What you have to do:
Repeat every record below exactly as written.
* start Listing *
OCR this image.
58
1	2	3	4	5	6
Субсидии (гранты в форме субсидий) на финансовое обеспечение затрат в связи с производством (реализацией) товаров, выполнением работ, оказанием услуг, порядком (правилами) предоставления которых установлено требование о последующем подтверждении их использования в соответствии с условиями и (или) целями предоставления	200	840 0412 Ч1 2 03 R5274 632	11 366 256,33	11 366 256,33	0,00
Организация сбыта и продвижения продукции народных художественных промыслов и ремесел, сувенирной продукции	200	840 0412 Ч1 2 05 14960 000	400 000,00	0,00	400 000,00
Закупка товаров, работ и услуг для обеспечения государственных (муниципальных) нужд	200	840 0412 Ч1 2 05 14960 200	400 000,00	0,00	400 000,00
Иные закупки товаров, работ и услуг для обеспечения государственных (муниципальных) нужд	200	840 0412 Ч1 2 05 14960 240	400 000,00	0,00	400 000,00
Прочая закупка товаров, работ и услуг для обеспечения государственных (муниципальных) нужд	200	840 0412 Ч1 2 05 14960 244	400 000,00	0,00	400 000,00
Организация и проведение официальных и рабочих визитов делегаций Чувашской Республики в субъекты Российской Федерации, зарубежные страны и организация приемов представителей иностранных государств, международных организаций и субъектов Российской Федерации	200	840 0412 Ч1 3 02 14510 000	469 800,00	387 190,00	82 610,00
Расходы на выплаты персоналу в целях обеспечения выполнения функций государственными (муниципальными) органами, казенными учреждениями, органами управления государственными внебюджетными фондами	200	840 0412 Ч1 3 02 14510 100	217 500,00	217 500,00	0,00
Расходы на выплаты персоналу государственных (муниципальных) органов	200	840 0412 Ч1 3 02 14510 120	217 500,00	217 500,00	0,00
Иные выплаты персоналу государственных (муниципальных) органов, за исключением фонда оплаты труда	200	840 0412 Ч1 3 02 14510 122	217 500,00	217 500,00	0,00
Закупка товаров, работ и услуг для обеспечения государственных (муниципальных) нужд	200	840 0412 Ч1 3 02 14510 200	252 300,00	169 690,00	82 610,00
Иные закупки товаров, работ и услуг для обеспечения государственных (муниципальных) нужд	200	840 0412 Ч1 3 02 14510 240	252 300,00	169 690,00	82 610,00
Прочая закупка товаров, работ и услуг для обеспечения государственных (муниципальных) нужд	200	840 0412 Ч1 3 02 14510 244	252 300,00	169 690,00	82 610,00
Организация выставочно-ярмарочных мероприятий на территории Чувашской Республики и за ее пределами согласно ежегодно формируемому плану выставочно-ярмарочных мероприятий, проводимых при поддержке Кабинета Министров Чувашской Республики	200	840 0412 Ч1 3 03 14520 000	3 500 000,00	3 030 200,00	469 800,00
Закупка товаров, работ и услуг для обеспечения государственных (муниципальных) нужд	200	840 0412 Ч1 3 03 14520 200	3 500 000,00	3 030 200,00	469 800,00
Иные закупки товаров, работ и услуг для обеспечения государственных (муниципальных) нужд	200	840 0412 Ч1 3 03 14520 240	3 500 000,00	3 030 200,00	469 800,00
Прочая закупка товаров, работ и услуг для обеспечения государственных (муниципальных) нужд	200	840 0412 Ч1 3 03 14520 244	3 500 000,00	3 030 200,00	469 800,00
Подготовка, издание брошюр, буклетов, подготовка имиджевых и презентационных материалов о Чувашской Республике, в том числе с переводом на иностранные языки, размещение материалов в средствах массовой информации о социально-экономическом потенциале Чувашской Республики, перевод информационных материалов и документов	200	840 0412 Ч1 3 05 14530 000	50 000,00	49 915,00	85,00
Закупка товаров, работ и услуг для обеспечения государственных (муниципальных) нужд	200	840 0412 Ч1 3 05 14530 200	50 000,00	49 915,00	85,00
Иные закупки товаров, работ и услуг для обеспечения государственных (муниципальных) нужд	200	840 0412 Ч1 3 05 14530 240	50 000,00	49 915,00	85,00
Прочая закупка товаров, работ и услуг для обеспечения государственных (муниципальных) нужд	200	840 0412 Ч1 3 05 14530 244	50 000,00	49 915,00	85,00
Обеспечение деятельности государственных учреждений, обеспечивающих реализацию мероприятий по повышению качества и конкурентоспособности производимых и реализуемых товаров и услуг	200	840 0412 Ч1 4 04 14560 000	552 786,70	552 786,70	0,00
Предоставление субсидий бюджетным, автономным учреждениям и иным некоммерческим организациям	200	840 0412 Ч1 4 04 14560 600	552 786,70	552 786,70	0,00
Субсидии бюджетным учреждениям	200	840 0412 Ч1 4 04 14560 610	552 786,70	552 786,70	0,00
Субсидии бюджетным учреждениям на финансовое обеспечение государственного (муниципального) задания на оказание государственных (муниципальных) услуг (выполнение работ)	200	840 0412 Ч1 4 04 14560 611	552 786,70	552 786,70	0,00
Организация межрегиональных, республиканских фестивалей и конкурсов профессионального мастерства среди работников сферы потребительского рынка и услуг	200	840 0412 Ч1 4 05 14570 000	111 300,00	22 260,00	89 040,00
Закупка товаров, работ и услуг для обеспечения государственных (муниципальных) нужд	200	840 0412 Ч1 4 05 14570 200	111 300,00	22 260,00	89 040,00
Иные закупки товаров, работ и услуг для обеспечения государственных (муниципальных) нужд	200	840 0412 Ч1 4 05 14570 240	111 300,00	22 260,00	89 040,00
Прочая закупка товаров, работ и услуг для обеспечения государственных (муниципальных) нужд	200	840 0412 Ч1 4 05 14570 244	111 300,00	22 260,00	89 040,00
* end Listing *
Answer below:
OCR this image.
58
1	2	3	4	5	6
Субсидии (гранты в форме субсидий) на финансовое обеспечение затрат в связи с производством (реализацией) товаров, выполнением работ, оказанием услуг, порядком (правилами) предоставления которых установлено требование о последующем подтверждении их использования в соответствии с условиями и (или) целями предоставления	200	840 0412 Ч1 2 03 R5274 632	11 366 256,33	11 366 256,33	0,00
Организация сбыта и продвижения продукции народных художественных промыслов и ремесел, сувенирной продукции	200	840 0412 Ч1 2 05 14960 000	400 000,00	0,00	400 000,00
Закупка товаров, работ и услуг для обеспечения государственных (муниципальных) нужд	200	840 0412 Ч1 2 05 14960 200	400 000,00	0,00	400 000,00
Иные закупки товаров, работ и услуг для обеспечения государственных (муниципальных) нужд	200	840 0412 Ч1 2 05 14960 240	400 000,00	0,00	400 000,00
Прочая закупка товаров, работ и услуг для обеспечения государственных (муниципальных) нужд	200	840 0412 Ч1 2 05 14960 244	400 000,00	0,00	400 000,00
Организация и проведение официальных и рабочих визитов делегаций Чувашской Республики в субъекты Российской Федерации, зарубежные страны и организация приемов представителей иностранных государств, международных организаций и субъектов Российской Федерации	200	840 0412 Ч1 3 02 14510 000	469 800,00	387 190,00	82 610,00
Расходы на выплаты персоналу в целях обеспечения выполнения функций государственными (муниципальными) органами, казенными учреждениями, органами управления государственными внебюджетными фондами	200	840 0412 Ч1 3 02 14510 100	217 500,00	217 500,00	0,00
Расходы на выплаты персоналу государственных (муниципальных) органов	200	840 0412 Ч1 3 02 14510 120	217 500,00	217 500,00	0,00
Иные выплаты персоналу государственных (муниципальных) органов, за исключением фонда оплаты труда	200	840 0412 Ч1 3 02 14510 122	217 500,00	217 500,00	0,00
Закупка товаров, работ и услуг для обеспечения государственных (муниципальных) нужд	200	840 0412 Ч1 3 02 14510 200	252 300,00	169 690,00	82 610,00
Иные закупки товаров, работ и услуг для обеспечения государственных (муниципальных) нужд	200	840 0412 Ч1 3 02 14510 240	252 300,00	169 690,00	82 610,00
Прочая закупка товаров, работ и услуг для обеспечения государственных (муниципальных) нужд	200	840 0412 Ч1 3 02 14510 244	252 300,00	169 690,00	82 610,00
Организация выставочно-ярмарочных мероприятий на территории Чувашской Республики и за ее пределами согласно ежегодно формируемому плану выставочно-ярмарочных мероприятий, проводимых при поддержке Кабинета Министров Чувашской Республики	200	840 0412 Ч1 3 03 14520 000	3 500 000,00	3 030 200,00	469 800,00
Закупка товаров, работ и услуг для обеспечения государственных (муниципальных) нужд	200	840 0412 Ч1 3 03 14520 200	3 500 000,00	3 030 200,00	469 800,00
Иные закупки товаров, работ и услуг для обеспечения государственных (муниципальных) нужд	200	840 0412 Ч1 3 03 14520 240	3 500 000,00	3 030 200,00	469 800,00
Прочая закупка товаров, работ и услуг для обеспечения государственных (муниципальных) нужд	200	840 0412 Ч1 3 03 14520 244	3 500 000,00	3 030 200,00	469 800,00
Подготовка, издание брошюр, буклетов, подготовка имиджевых и презентационных материалов о Чувашской Республике, в том числе с переводом на иностранные языки, размещение материалов в средствах массовой информации о социально-экономическом потенциале Чувашской Республики, перевод информационных материалов и документов	200	840 0412 Ч1 3 05 14530 000	50 000,00	49 915,00	85,00
Закупка товаров, работ и услуг для обеспечения государственных (муниципальных) нужд	200	840 0412 Ч1 3 05 14530 200	50 000,00	49 915,00	85,00
Иные закупки товаров, работ и услуг для обеспечения государственных (муниципальных) нужд	200	840 0412 Ч1 3 05 14530 240	50 000,00	49 915,00	85,00
Прочая закупка товаров, работ и услуг для обеспечения государственных (муниципальных) нужд	200	840 0412 Ч1 3 05 14530 244	50 000,00	49 915,00	85,00
Обеспечение деятельности государственных учреждений, обеспечивающих реализацию мероприятий по повышению качества и конкурентоспособности производимых и реализуемых товаров и услуг	200	840 0412 Ч1 4 04 14560 000	552 786,70	552 786,70	0,00
Предоставление субсидий бюджетным, автономным учреждениям и иным некоммерческим организациям	200	840 0412 Ч1 4 04 14560 600	552 786,70	552 786,70	0,00
Субсидии бюджетным учреждениям	200	840 0412 Ч1 4 04 14560 610	552 786,70	552 786,70	0,00
Субсидии бюджетным учреждениям на финансовое обеспечение государственного (муниципального) задания на оказание государственных (муниципальных) услуг (выполнение работ)	200	840 0412 Ч1 4 04 14560 611	552 786,70	552 786,70	0,00
Организация межрегиональных, республиканских фестивалей и конкурсов профессионального мастерства среди работников сферы потребительского рынка и услуг	200	840 0412 Ч1 4 05 14570 000	111 300,00	22 260,00	89 040,00
Закупка товаров, работ и услуг для обеспечения государственных (муниципальных) нужд	200	840 0412 Ч1 4 05 14570 200	111 300,00	22 260,00	89 040,00
Иные закупки товаров, работ и услуг для обеспечения государственных (муниципальных) нужд	200	840 0412 Ч1 4 05 14570 240	111 300,00	22 260,00	89 040,00
Прочая закупка товаров, работ и услуг для обеспечения государственных (муниципальных) нужд	200	840 0412 Ч1 4 05 14570 244	111 300,00	22 260,00	89 040,00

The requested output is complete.